*** DATASET EXTRACT ***

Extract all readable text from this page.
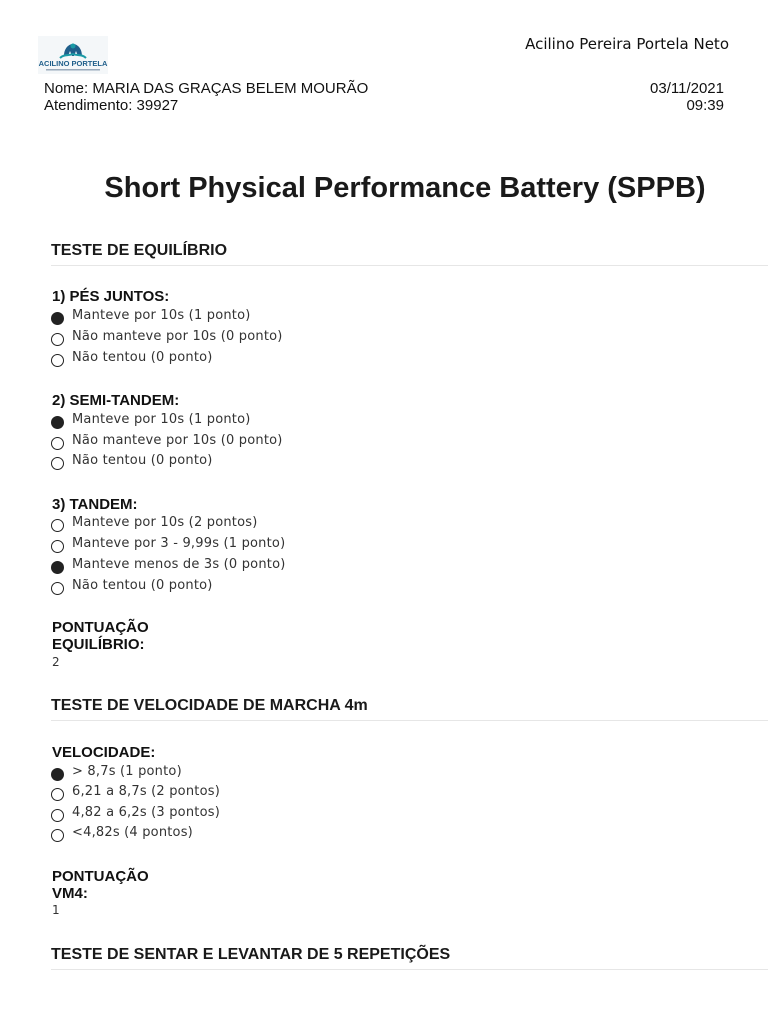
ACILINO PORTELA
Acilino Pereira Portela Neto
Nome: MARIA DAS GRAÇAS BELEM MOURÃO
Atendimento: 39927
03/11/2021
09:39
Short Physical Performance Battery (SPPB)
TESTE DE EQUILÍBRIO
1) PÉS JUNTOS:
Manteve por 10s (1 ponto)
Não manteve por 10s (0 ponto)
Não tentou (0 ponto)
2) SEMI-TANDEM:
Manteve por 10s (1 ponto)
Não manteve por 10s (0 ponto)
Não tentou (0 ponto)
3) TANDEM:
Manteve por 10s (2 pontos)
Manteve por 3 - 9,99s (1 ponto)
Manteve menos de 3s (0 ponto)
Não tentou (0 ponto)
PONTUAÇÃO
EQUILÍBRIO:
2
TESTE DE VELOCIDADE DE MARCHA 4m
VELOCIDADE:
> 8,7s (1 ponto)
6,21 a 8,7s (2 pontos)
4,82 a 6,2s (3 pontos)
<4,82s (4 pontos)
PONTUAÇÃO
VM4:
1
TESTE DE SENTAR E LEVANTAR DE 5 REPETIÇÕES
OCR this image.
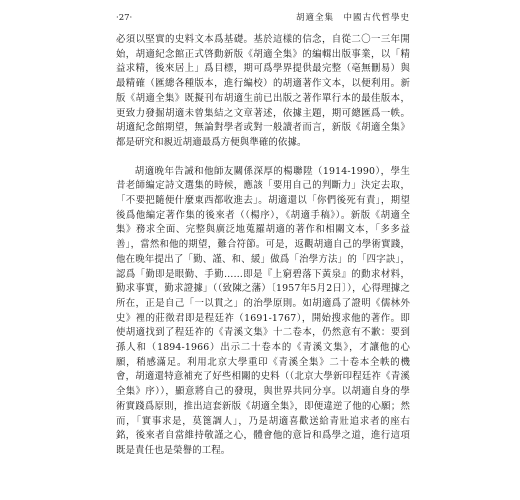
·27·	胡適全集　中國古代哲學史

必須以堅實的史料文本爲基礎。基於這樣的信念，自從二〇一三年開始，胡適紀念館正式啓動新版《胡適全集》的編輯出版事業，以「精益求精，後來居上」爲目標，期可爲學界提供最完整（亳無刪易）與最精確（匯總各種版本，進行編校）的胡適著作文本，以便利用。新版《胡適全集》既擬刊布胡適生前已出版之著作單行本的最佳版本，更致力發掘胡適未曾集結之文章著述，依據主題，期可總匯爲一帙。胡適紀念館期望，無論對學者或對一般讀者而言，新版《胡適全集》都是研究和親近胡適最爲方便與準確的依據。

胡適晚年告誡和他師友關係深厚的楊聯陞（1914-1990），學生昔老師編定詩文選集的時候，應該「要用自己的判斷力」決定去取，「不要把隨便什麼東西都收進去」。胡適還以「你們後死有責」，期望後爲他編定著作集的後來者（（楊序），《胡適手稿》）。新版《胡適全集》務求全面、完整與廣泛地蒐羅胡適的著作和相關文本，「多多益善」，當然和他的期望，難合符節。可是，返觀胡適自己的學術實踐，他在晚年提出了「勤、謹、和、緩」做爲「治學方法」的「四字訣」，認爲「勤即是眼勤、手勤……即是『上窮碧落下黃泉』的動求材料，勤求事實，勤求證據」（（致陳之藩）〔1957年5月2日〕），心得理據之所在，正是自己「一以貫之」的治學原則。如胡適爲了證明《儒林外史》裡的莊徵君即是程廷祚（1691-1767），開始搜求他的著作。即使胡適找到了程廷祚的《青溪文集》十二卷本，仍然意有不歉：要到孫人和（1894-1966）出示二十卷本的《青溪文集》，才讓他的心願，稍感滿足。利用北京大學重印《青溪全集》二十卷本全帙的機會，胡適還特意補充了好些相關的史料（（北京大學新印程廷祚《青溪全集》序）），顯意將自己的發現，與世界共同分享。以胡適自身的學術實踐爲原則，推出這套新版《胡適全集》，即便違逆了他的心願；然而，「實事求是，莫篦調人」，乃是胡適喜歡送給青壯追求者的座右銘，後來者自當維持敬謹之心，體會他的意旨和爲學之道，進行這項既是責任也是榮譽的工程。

***

→ **WRITTEN PROBLEM**
Give the material again exactly as it is, but keep the pictures out.

→ **EXERCISE ANSWER**
Extract all readable text from this page.
ACILINO PORTELA
Acilino Pereira Portela Neto
Nome: MARIA DAS GRAÇAS BELEM MOURÃO
Atendimento: 39927
03/11/2021
09:39
Short Physical Performance Battery (SPPB)
TESTE DE EQUILÍBRIO
1) PÉS JUNTOS:
Manteve por 10s (1 ponto)
Não manteve por 10s (0 ponto)
Não tentou (0 ponto)
2) SEMI-TANDEM:
Manteve por 10s (1 ponto)
Não manteve por 10s (0 ponto)
Não tentou (0 ponto)
3) TANDEM:
Manteve por 10s (2 pontos)
Manteve por 3 - 9,99s (1 ponto)
Manteve menos de 3s (0 ponto)
Não tentou (0 ponto)
PONTUAÇÃO
EQUILÍBRIO:
2
TESTE DE VELOCIDADE DE MARCHA 4m
VELOCIDADE:
> 8,7s (1 ponto)
6,21 a 8,7s (2 pontos)
4,82 a 6,2s (3 pontos)
<4,82s (4 pontos)
PONTUAÇÃO
VM4:
1
TESTE DE SENTAR E LEVANTAR DE 5 REPETIÇÕES
OCR this image.
·27·	胡適全集　中國古代哲學史

必須以堅實的史料文本爲基礎。基於這樣的信念，自從二〇一三年開始，胡適紀念館正式啓動新版《胡適全集》的編輯出版事業，以「精益求精，後來居上」爲目標，期可爲學界提供最完整（亳無刪易）與最精確（匯總各種版本，進行編校）的胡適著作文本，以便利用。新版《胡適全集》既擬刊布胡適生前已出版之著作單行本的最佳版本，更致力發掘胡適未曾集結之文章著述，依據主題，期可總匯爲一帙。胡適紀念館期望，無論對學者或對一般讀者而言，新版《胡適全集》都是研究和親近胡適最爲方便與準確的依據。

胡適晚年告誡和他師友關係深厚的楊聯陞（1914-1990），學生昔老師編定詩文選集的時候，應該「要用自己的判斷力」決定去取，「不要把隨便什麼東西都收進去」。胡適還以「你們後死有責」，期望後爲他編定著作集的後來者（（楊序），《胡適手稿》）。新版《胡適全集》務求全面、完整與廣泛地蒐羅胡適的著作和相關文本，「多多益善」，當然和他的期望，難合符節。可是，返觀胡適自己的學術實踐，他在晚年提出了「勤、謹、和、緩」做爲「治學方法」的「四字訣」，認爲「勤即是眼勤、手勤……即是『上窮碧落下黃泉』的動求材料，勤求事實，勤求證據」（（致陳之藩）〔1957年5月2日〕），心得理據之所在，正是自己「一以貫之」的治學原則。如胡適爲了證明《儒林外史》裡的莊徵君即是程廷祚（1691-1767），開始搜求他的著作。即使胡適找到了程廷祚的《青溪文集》十二卷本，仍然意有不歉：要到孫人和（1894-1966）出示二十卷本的《青溪文集》，才讓他的心願，稍感滿足。利用北京大學重印《青溪全集》二十卷本全帙的機會，胡適還特意補充了好些相關的史料（（北京大學新印程廷祚《青溪全集》序）），顯意將自己的發現，與世界共同分享。以胡適自身的學術實踐爲原則，推出這套新版《胡適全集》，即便違逆了他的心願；然而，「實事求是，莫篦調人」，乃是胡適喜歡送給青壯追求者的座右銘，後來者自當維持敬謹之心，體會他的意旨和爲學之道，進行這項既是責任也是榮譽的工程。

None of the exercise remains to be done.